Task material

** Start **

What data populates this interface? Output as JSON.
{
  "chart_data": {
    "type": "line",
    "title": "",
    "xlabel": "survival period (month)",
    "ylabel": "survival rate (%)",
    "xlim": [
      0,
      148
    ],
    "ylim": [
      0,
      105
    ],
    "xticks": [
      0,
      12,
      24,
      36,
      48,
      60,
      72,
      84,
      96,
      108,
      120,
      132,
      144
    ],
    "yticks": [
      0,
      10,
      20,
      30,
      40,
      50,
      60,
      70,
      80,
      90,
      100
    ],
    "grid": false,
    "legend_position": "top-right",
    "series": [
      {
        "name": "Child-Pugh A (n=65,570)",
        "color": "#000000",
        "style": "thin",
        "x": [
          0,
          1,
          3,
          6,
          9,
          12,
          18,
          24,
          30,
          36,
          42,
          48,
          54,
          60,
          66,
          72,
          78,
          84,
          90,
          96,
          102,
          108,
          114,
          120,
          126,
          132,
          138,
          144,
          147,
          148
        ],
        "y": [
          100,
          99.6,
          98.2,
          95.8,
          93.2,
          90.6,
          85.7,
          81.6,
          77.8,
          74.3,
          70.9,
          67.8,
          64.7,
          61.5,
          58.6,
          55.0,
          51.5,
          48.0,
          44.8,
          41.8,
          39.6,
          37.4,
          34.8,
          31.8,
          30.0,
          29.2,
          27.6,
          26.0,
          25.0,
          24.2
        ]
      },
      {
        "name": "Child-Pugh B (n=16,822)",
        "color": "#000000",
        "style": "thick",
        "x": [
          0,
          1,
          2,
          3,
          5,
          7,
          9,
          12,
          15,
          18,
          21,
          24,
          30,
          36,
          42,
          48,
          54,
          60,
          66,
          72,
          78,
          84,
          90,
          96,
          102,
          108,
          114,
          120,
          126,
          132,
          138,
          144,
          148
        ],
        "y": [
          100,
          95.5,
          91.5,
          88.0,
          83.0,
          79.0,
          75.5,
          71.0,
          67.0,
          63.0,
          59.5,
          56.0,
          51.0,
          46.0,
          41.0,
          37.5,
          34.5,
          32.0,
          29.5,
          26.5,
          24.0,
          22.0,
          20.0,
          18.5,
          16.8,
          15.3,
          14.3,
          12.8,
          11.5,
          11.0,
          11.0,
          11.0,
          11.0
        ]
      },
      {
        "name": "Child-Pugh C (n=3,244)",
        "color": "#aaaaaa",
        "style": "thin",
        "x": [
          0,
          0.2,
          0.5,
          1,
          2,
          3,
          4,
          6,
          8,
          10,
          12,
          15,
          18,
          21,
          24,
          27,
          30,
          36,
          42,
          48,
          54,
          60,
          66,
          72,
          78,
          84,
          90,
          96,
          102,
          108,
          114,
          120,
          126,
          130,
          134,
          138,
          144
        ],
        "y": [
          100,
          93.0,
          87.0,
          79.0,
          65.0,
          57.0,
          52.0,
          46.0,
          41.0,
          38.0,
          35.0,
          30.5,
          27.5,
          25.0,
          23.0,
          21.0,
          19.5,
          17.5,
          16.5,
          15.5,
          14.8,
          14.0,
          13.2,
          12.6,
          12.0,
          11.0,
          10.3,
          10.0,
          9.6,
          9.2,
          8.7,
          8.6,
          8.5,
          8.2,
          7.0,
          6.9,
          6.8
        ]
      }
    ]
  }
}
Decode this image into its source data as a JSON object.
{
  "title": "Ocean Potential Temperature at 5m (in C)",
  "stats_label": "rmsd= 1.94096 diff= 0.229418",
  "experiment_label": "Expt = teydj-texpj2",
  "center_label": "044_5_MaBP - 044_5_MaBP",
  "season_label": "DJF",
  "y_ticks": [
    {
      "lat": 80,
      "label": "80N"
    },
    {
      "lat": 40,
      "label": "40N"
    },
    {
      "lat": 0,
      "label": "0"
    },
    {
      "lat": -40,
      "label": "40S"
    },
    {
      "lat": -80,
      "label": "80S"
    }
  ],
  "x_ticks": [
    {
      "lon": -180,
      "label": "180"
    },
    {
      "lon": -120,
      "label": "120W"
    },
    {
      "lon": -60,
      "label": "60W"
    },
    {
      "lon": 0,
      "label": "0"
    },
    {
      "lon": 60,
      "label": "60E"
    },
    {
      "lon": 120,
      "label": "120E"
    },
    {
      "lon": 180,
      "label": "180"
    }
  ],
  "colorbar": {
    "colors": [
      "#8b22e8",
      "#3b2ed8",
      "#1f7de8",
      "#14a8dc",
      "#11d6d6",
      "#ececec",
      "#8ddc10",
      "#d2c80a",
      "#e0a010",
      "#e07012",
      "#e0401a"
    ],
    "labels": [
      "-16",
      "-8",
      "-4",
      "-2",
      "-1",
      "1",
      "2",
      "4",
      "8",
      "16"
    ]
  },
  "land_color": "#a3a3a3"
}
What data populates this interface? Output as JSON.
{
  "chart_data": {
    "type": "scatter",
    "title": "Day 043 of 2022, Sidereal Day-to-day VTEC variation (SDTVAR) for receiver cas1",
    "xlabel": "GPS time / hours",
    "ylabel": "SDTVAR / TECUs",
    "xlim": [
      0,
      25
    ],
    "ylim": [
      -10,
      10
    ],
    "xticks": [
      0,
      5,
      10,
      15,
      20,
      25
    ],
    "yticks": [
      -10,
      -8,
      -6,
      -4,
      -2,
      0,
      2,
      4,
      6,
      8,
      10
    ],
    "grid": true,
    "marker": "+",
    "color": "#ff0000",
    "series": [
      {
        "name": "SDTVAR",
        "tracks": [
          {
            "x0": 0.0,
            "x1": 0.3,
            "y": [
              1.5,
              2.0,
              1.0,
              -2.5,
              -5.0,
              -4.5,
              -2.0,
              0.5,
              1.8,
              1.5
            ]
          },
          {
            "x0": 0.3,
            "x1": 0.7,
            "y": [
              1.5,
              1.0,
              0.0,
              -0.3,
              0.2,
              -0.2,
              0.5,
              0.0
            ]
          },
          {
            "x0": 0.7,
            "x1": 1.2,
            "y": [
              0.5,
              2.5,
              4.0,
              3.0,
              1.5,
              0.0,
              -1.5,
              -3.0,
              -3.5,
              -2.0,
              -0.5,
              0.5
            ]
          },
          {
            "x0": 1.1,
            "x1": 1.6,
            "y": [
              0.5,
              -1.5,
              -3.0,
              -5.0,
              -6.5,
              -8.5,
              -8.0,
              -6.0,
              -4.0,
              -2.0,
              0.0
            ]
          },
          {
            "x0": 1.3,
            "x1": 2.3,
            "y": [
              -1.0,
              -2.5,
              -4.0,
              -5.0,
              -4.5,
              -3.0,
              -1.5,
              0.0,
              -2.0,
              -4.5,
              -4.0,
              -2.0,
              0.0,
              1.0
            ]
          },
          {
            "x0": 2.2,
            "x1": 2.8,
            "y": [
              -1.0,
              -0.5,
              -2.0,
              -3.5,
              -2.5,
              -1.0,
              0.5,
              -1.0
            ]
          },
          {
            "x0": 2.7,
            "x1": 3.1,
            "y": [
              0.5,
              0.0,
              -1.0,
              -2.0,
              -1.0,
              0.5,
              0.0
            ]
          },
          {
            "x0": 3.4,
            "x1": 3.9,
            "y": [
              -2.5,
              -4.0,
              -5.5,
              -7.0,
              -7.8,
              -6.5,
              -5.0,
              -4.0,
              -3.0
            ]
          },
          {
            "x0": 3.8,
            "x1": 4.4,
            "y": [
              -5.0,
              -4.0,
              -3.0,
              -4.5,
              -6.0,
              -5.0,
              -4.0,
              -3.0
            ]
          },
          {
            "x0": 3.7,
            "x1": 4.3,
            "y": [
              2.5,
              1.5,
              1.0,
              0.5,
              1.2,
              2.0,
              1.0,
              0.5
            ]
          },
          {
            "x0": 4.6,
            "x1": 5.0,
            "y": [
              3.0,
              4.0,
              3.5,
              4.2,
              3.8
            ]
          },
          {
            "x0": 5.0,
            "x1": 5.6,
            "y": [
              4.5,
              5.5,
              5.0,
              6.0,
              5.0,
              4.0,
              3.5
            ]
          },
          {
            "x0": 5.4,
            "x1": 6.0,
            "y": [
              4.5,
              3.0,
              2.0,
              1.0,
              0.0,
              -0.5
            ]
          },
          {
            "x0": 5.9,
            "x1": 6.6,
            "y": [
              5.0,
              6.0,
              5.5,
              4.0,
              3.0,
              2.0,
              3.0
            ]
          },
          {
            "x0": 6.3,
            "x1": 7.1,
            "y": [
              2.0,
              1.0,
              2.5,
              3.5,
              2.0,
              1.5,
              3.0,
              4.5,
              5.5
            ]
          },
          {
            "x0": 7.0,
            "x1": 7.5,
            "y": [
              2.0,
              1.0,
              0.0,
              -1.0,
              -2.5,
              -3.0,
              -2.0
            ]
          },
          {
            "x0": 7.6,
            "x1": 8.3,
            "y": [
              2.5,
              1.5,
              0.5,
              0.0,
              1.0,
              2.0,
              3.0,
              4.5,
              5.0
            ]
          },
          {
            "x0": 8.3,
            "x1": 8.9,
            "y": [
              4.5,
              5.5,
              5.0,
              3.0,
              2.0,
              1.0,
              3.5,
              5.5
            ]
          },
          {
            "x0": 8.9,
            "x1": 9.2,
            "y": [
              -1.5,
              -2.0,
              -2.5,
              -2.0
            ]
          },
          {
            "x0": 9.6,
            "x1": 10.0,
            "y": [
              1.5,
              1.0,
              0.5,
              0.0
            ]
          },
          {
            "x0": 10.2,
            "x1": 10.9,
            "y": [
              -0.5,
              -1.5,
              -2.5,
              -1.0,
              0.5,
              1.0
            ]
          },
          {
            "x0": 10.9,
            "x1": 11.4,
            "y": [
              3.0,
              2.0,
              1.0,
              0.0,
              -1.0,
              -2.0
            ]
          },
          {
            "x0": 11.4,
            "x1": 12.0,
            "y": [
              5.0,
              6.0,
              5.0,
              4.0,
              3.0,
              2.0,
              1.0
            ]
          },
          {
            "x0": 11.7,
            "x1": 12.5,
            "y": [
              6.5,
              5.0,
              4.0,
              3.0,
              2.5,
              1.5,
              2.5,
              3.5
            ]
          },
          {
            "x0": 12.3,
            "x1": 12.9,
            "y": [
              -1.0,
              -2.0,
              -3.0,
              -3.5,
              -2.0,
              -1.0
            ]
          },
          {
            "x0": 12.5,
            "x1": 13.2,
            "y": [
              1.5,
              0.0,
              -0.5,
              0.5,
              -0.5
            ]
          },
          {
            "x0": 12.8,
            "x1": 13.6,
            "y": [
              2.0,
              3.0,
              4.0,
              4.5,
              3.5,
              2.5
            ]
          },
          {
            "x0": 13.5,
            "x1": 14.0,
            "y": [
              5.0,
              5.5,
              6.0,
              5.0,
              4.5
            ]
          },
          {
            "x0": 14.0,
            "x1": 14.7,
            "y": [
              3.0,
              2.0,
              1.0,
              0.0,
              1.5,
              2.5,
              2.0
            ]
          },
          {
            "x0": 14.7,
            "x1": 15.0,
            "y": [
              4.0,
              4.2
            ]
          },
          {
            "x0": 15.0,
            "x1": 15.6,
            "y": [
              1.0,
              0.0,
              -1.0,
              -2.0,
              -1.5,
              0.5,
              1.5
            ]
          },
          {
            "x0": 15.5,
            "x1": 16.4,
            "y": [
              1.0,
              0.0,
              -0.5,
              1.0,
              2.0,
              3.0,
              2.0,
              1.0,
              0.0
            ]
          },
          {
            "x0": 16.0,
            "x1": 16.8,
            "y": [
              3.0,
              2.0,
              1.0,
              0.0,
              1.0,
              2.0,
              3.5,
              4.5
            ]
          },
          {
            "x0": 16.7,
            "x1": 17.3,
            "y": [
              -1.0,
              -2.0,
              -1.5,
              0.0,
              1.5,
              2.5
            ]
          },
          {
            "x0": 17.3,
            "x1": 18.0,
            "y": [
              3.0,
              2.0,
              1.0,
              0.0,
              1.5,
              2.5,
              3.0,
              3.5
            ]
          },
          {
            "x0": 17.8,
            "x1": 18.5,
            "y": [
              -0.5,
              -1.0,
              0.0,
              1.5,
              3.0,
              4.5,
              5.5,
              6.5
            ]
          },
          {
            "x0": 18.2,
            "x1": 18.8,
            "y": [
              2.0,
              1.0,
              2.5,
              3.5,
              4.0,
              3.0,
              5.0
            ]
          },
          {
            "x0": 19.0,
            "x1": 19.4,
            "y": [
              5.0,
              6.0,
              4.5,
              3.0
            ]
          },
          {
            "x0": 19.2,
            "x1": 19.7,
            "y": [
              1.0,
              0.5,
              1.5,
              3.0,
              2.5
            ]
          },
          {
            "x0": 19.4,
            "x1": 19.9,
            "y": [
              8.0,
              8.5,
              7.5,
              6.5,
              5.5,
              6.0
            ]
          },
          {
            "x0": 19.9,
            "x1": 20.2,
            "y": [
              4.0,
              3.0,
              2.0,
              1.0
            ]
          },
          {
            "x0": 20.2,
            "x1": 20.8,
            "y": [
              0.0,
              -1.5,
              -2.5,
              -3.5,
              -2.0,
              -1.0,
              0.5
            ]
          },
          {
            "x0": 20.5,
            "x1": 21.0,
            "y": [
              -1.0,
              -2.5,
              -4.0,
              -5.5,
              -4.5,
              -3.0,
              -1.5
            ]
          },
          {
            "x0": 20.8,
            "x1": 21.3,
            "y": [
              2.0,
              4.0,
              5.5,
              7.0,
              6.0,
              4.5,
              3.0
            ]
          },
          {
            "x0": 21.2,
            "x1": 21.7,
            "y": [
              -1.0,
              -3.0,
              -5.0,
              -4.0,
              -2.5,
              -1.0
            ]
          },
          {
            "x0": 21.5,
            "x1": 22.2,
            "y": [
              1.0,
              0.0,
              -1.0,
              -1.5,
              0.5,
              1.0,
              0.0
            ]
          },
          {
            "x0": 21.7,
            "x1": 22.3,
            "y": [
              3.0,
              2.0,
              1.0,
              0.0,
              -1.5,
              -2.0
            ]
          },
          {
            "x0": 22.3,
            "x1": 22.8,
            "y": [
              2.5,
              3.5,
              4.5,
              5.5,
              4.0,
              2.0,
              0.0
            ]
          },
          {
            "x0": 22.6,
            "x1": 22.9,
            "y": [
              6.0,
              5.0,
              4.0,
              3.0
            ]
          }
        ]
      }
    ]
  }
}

** End **

What is expected
Using the records above, select and copy every line that has the word "SDTVAR".

Answer to the exercise
    "title": "Day 043 of 2022, Sidereal Day-to-day VTEC variation (SDTVAR) for receiver cas1",
    "ylabel": "SDTVAR / TECUs",
        "name": "SDTVAR",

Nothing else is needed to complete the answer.